-- Stated goal --
Copy every line from the one that holds "Read all visible content and emit it as JSON." to the end of the records below, exactly and with nothing else, but without any pictures.

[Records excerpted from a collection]
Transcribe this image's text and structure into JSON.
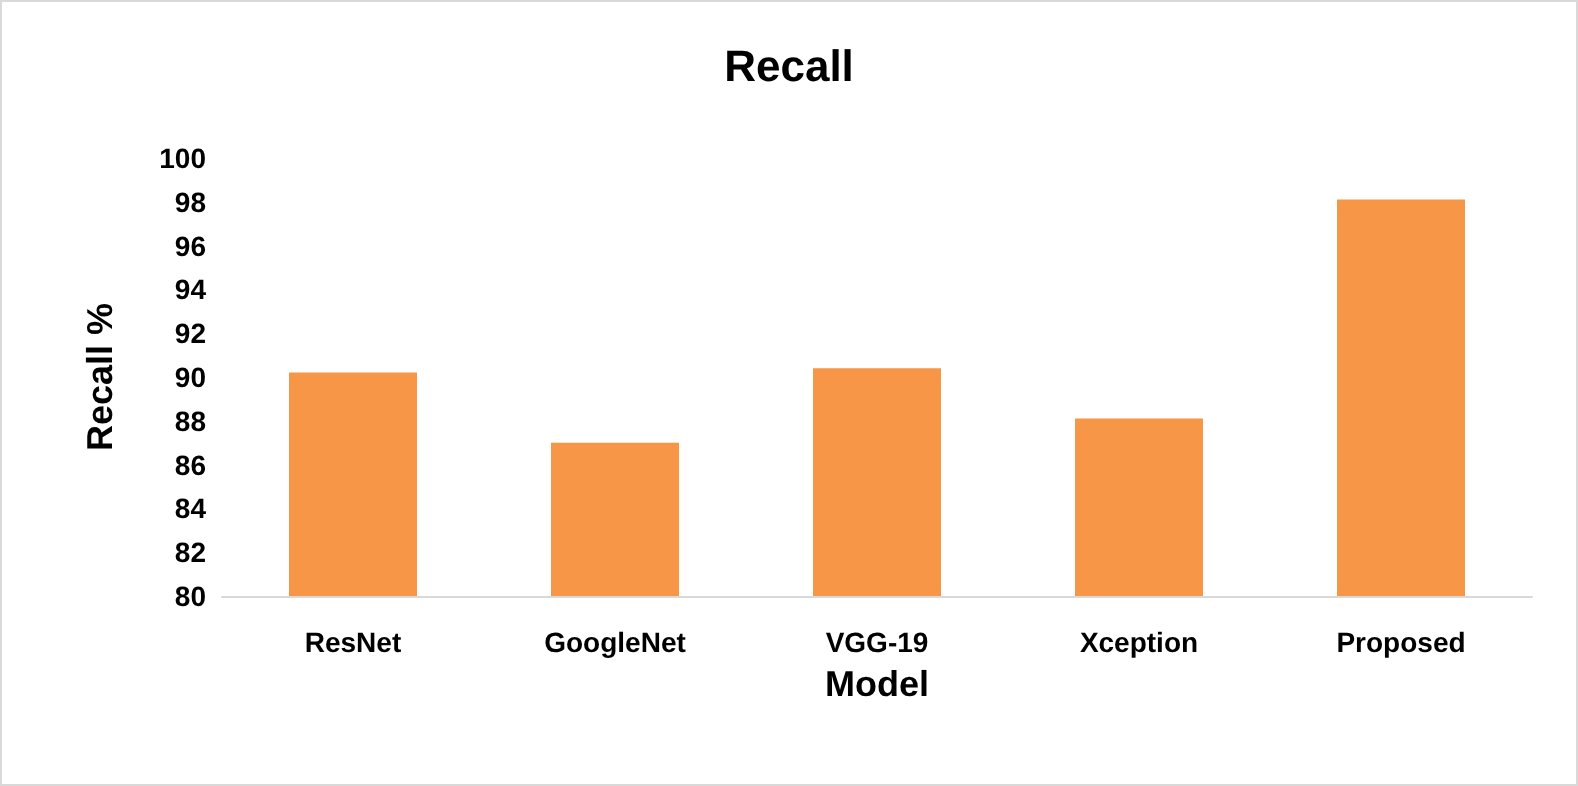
{
  "chart_data": {
    "type": "bar",
    "title": "Recall",
    "xlabel": "Model",
    "ylabel": "Recall %",
    "categories": [
      "ResNet",
      "GoogleNet",
      "VGG-19",
      "Xception",
      "Proposed"
    ],
    "values": [
      90.2,
      87.0,
      90.4,
      88.1,
      98.1
    ],
    "color": "#f79646",
    "ylim": [
      80,
      100
    ],
    "yticks": [
      80,
      82,
      84,
      86,
      88,
      90,
      92,
      94,
      96,
      98,
      100
    ],
    "grid": false
  }
}
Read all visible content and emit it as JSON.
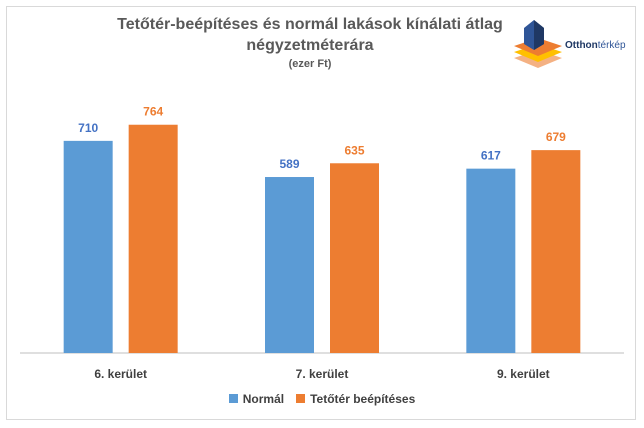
{
  "chart_data": {
    "type": "bar",
    "title": "Tetőtér-beépítéses és normál lakások kínálati átlag négyzetméterára",
    "subtitle": "(ezer Ft)",
    "categories": [
      "6. kerület",
      "7. kerület",
      "9. kerület"
    ],
    "series": [
      {
        "name": "Normál",
        "color": "#5b9bd5",
        "label_color": "#4472c4",
        "values": [
          710,
          589,
          617
        ]
      },
      {
        "name": "Tetőtér beépítéses",
        "color": "#ed7d31",
        "label_color": "#ed7d31",
        "values": [
          764,
          635,
          679
        ]
      }
    ],
    "ylim": [
      0,
      820
    ],
    "grid": false,
    "legend_position": "bottom"
  },
  "logo": {
    "name_bold": "Otthon",
    "name_light": "térkép"
  }
}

-- Complete response --
Read all visible content and emit it as JSON.
{
  "chart_data": {
    "type": "bar",
    "title": "Tetőtér-beépítéses és normál lakások kínálati átlag négyzetméterára",
    "subtitle": "(ezer Ft)",
    "categories": [
      "6. kerület",
      "7. kerület",
      "9. kerület"
    ],
    "series": [
      {
        "name": "Normál",
        "color": "#5b9bd5",
        "label_color": "#4472c4",
        "values": [
          710,
          589,
          617
        ]
      },
      {
        "name": "Tetőtér beépítéses",
        "color": "#ed7d31",
        "label_color": "#ed7d31",
        "values": [
          764,
          635,
          679
        ]
      }
    ],
    "ylim": [
      0,
      820
    ],
    "grid": false,
    "legend_position": "bottom"
  },
  "logo": {
    "name_bold": "Otthon",
    "name_light": "térkép"
  }
}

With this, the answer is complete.